--- Working data ---

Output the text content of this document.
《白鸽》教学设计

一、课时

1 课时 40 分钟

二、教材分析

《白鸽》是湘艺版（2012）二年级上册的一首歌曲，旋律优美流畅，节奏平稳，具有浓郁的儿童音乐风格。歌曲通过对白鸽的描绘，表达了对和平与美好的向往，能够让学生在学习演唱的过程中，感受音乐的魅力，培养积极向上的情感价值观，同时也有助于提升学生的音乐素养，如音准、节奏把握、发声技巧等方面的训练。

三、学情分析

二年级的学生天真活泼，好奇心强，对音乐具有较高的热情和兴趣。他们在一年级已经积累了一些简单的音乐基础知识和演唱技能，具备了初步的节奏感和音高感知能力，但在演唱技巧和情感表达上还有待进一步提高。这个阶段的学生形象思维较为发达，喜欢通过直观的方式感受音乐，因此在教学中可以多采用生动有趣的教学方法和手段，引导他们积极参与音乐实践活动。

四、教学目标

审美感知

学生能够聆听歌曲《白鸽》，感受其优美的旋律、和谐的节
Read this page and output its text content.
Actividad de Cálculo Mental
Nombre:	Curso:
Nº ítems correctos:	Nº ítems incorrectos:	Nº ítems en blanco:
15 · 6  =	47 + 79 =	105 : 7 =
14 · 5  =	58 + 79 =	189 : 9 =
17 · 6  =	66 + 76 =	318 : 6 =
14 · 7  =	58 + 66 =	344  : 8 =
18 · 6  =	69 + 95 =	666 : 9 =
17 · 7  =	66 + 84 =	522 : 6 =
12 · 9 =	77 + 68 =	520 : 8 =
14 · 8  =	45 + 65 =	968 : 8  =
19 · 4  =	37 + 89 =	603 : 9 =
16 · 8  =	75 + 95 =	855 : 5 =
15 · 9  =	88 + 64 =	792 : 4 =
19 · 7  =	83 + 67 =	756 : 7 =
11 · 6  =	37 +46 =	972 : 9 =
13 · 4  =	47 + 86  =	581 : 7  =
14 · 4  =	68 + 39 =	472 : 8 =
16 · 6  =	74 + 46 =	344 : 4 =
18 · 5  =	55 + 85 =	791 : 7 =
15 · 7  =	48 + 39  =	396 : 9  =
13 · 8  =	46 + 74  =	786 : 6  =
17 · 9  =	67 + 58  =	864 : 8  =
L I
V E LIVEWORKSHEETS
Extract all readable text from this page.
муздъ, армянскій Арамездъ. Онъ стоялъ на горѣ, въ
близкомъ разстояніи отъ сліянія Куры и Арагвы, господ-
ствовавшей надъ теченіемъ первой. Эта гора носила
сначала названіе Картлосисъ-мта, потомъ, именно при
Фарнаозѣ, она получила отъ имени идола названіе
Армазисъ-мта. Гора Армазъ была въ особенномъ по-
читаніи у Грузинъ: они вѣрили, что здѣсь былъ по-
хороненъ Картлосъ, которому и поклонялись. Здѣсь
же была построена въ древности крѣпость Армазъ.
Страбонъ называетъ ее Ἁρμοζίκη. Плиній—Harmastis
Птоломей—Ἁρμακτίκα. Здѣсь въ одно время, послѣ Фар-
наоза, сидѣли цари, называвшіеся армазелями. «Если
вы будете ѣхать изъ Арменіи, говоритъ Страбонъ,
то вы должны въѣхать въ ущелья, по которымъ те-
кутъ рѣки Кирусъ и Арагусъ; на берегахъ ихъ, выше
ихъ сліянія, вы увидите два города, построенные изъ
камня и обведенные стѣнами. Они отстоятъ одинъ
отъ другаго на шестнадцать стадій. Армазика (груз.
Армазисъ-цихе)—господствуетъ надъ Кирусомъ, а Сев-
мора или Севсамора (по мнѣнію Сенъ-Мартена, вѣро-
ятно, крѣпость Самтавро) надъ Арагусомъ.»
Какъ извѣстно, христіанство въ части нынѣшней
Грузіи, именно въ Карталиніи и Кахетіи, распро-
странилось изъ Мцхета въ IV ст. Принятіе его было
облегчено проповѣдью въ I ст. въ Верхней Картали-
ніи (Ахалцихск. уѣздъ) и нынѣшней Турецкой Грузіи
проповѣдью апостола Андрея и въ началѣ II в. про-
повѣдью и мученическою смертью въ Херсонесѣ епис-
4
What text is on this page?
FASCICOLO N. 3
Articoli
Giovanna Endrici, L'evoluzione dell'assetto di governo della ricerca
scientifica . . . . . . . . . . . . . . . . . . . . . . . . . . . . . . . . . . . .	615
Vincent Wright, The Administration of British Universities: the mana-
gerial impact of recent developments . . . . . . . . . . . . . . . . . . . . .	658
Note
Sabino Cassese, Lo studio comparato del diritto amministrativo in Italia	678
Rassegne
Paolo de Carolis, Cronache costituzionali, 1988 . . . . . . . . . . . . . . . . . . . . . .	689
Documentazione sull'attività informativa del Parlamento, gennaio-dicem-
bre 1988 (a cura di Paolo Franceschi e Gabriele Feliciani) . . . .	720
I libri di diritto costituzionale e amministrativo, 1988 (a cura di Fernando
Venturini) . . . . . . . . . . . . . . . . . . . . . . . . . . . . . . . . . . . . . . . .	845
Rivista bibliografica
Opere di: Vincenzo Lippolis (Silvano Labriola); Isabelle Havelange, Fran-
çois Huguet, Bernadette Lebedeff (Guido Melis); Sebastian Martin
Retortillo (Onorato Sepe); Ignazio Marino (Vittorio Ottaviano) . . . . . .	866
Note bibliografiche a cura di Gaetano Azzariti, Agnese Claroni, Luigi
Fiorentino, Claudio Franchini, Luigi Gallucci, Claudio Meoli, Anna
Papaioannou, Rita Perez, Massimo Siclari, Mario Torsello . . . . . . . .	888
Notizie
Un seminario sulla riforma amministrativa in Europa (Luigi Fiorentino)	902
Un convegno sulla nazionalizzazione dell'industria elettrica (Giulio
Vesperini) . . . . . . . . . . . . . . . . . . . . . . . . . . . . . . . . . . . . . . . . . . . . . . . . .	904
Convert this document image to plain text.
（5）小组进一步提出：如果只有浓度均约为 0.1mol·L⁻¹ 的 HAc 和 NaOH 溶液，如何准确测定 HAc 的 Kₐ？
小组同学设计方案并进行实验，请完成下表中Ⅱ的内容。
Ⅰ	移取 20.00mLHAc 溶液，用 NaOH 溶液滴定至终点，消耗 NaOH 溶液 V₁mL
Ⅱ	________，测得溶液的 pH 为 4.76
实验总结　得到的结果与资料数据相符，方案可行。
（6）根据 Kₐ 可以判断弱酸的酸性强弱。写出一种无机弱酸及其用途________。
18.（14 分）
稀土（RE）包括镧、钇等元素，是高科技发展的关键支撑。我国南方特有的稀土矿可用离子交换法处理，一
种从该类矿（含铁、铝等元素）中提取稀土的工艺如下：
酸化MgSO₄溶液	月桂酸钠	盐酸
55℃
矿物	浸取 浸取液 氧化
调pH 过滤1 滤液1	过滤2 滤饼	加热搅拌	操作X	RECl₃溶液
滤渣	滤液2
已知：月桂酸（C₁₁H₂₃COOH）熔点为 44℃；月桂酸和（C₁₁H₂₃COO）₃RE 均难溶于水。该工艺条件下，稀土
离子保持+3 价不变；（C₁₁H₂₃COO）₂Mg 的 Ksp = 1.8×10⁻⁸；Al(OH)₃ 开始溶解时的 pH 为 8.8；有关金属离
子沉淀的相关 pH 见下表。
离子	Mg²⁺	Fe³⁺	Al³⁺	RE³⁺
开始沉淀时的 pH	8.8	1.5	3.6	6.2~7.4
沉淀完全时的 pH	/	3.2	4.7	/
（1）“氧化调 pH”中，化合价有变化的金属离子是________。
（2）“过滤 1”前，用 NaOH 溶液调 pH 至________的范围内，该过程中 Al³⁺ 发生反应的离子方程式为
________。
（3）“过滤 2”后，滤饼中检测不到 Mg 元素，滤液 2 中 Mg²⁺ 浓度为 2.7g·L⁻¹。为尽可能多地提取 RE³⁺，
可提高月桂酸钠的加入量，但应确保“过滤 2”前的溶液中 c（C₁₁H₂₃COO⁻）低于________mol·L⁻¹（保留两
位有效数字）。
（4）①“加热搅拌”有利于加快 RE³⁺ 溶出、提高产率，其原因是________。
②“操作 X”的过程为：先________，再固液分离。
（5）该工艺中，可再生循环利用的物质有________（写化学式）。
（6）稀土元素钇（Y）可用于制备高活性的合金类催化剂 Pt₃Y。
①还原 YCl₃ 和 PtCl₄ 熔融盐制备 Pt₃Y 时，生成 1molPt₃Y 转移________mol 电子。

---

- [Your objective]:
Select every line in the material above where the string "надъ" occurs, and copy it.

- [Response to the task]:
ствовавшей надъ теченіемъ первой. Эта гора носила
Армазисъ-цихе)—господствуетъ надъ Кирусомъ, а Сев-
ятно, крѣпость Самтавро) надъ Арагусомъ.»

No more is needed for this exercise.